Instructions for the task:
Every line below is to be quoted exactly, with nothing added or dropped.

Entries taken from a collection
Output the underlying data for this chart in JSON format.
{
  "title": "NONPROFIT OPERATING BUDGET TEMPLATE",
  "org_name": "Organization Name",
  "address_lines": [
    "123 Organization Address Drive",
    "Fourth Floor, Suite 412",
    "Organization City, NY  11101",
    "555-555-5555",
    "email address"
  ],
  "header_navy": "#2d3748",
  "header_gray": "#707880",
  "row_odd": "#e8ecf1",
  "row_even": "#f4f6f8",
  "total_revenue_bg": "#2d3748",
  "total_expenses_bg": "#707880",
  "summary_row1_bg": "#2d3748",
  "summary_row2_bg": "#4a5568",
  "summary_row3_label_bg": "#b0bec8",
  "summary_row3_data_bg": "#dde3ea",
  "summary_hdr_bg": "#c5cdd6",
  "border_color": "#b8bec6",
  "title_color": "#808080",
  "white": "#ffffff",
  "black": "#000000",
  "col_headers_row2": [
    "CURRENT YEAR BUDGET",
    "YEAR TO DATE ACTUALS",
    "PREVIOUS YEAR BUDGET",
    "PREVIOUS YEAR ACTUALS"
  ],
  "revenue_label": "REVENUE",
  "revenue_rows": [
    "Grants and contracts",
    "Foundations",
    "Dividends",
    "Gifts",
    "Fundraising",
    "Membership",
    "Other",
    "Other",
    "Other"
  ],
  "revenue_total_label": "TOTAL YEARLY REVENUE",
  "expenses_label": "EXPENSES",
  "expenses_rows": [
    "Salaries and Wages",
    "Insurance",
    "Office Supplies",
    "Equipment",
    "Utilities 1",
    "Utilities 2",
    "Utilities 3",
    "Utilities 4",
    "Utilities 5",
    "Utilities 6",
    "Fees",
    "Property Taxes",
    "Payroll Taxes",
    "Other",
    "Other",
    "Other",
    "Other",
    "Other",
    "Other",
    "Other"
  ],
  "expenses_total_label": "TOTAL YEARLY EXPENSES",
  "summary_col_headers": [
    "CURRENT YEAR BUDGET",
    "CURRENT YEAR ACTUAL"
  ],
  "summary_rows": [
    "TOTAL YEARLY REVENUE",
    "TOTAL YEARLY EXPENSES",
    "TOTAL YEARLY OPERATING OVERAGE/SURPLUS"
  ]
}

Solved problem:
Output the underlying data for this chart in JSON format.
{
  "title": "NONPROFIT OPERATING BUDGET TEMPLATE",
  "org_name": "Organization Name",
  "address_lines": [
    "123 Organization Address Drive",
    "Fourth Floor, Suite 412",
    "Organization City, NY  11101",
    "555-555-5555",
    "email address"
  ],
  "header_navy": "#2d3748",
  "header_gray": "#707880",
  "row_odd": "#e8ecf1",
  "row_even": "#f4f6f8",
  "total_revenue_bg": "#2d3748",
  "total_expenses_bg": "#707880",
  "summary_row1_bg": "#2d3748",
  "summary_row2_bg": "#4a5568",
  "summary_row3_label_bg": "#b0bec8",
  "summary_row3_data_bg": "#dde3ea",
  "summary_hdr_bg": "#c5cdd6",
  "border_color": "#b8bec6",
  "title_color": "#808080",
  "white": "#ffffff",
  "black": "#000000",
  "col_headers_row2": [
    "CURRENT YEAR BUDGET",
    "YEAR TO DATE ACTUALS",
    "PREVIOUS YEAR BUDGET",
    "PREVIOUS YEAR ACTUALS"
  ],
  "revenue_label": "REVENUE",
  "revenue_rows": [
    "Grants and contracts",
    "Foundations",
    "Dividends",
    "Gifts",
    "Fundraising",
    "Membership",
    "Other",
    "Other",
    "Other"
  ],
  "revenue_total_label": "TOTAL YEARLY REVENUE",
  "expenses_label": "EXPENSES",
  "expenses_rows": [
    "Salaries and Wages",
    "Insurance",
    "Office Supplies",
    "Equipment",
    "Utilities 1",
    "Utilities 2",
    "Utilities 3",
    "Utilities 4",
    "Utilities 5",
    "Utilities 6",
    "Fees",
    "Property Taxes",
    "Payroll Taxes",
    "Other",
    "Other",
    "Other",
    "Other",
    "Other",
    "Other",
    "Other"
  ],
  "expenses_total_label": "TOTAL YEARLY EXPENSES",
  "summary_col_headers": [
    "CURRENT YEAR BUDGET",
    "CURRENT YEAR ACTUAL"
  ],
  "summary_rows": [
    "TOTAL YEARLY REVENUE",
    "TOTAL YEARLY EXPENSES",
    "TOTAL YEARLY OPERATING OVERAGE/SURPLUS"
  ]
}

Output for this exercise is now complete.